THE EXERCISE -> Report all lines holding "중요하다".

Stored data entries
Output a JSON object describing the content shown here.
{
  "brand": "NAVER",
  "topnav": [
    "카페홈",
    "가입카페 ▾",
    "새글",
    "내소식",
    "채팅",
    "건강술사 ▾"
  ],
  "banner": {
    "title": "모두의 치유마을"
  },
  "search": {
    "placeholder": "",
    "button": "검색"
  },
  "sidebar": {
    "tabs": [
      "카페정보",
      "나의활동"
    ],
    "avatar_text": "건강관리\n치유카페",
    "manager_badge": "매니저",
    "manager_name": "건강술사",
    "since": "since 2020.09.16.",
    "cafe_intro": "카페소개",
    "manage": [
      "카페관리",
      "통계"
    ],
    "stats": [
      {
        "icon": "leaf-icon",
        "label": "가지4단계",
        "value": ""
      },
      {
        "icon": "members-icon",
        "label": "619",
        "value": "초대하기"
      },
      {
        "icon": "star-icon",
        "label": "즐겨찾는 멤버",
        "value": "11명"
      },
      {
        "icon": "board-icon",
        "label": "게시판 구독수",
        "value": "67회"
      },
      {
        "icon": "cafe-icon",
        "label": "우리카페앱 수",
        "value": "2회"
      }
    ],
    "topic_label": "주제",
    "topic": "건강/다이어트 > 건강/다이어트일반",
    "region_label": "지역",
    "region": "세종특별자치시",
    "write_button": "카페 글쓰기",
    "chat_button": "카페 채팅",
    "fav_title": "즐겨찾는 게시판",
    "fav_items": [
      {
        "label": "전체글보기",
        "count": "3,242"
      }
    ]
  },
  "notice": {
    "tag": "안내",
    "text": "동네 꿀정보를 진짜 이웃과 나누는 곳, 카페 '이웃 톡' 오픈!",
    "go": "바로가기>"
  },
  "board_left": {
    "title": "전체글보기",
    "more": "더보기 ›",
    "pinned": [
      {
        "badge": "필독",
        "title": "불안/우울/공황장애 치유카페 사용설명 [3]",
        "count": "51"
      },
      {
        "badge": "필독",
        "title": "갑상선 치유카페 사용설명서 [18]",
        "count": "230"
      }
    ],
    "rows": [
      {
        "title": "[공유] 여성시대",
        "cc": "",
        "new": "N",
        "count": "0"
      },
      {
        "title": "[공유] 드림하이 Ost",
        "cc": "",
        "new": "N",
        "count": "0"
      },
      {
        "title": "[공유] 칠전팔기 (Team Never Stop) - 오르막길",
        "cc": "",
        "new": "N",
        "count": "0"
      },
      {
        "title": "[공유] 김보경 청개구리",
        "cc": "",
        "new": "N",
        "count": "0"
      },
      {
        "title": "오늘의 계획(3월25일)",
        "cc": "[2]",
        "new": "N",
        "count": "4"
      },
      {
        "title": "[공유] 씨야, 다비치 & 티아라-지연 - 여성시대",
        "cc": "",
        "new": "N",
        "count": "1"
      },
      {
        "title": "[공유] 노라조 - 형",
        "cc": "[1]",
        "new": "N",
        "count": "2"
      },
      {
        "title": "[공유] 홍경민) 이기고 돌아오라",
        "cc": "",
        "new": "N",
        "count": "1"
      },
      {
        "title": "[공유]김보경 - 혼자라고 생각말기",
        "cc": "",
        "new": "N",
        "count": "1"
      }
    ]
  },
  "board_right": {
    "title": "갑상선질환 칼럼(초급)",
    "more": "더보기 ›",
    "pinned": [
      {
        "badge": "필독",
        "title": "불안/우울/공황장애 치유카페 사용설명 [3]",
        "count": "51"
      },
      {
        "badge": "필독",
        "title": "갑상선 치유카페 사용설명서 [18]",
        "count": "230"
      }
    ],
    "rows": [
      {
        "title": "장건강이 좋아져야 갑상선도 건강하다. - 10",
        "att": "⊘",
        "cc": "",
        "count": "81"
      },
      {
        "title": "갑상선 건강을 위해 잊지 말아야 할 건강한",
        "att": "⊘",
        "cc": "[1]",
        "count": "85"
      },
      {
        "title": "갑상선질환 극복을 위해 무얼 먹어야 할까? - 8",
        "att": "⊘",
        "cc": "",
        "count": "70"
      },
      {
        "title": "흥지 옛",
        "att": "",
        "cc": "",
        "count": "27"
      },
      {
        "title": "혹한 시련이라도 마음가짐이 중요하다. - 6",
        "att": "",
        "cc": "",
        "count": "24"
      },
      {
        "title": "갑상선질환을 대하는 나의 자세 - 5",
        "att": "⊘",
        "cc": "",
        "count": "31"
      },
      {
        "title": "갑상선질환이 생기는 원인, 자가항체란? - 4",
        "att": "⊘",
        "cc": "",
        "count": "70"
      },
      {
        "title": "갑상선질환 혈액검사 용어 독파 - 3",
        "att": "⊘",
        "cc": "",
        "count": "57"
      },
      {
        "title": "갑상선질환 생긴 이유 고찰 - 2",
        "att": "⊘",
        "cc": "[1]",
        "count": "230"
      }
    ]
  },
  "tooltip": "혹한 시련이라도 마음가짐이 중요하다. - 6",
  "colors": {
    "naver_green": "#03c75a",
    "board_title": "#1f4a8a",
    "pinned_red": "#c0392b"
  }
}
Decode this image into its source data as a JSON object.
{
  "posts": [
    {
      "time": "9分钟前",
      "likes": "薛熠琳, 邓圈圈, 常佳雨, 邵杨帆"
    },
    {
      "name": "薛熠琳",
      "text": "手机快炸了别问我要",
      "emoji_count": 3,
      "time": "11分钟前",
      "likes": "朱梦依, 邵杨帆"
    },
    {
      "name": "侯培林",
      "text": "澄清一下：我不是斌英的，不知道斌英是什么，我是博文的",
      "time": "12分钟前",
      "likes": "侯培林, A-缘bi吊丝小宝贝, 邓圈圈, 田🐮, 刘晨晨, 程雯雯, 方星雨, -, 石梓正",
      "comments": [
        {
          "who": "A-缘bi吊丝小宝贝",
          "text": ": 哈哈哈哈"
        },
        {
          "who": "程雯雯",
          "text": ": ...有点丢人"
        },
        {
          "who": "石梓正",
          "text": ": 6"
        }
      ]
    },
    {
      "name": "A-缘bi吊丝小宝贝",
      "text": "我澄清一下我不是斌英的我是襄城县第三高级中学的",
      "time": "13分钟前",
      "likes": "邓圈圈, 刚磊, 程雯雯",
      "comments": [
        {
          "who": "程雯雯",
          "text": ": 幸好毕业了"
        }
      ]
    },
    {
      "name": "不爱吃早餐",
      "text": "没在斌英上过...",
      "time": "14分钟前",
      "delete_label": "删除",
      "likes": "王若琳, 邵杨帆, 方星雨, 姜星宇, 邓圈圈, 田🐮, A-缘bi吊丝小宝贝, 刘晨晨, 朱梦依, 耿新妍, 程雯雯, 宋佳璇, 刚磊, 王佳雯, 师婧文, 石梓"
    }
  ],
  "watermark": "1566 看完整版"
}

OUTPUT OF THE EXERCISE ->
        "title": "혹한 시련이라도 마음가짐이 중요하다. - 6",
  "tooltip": "혹한 시련이라도 마음가짐이 중요하다. - 6",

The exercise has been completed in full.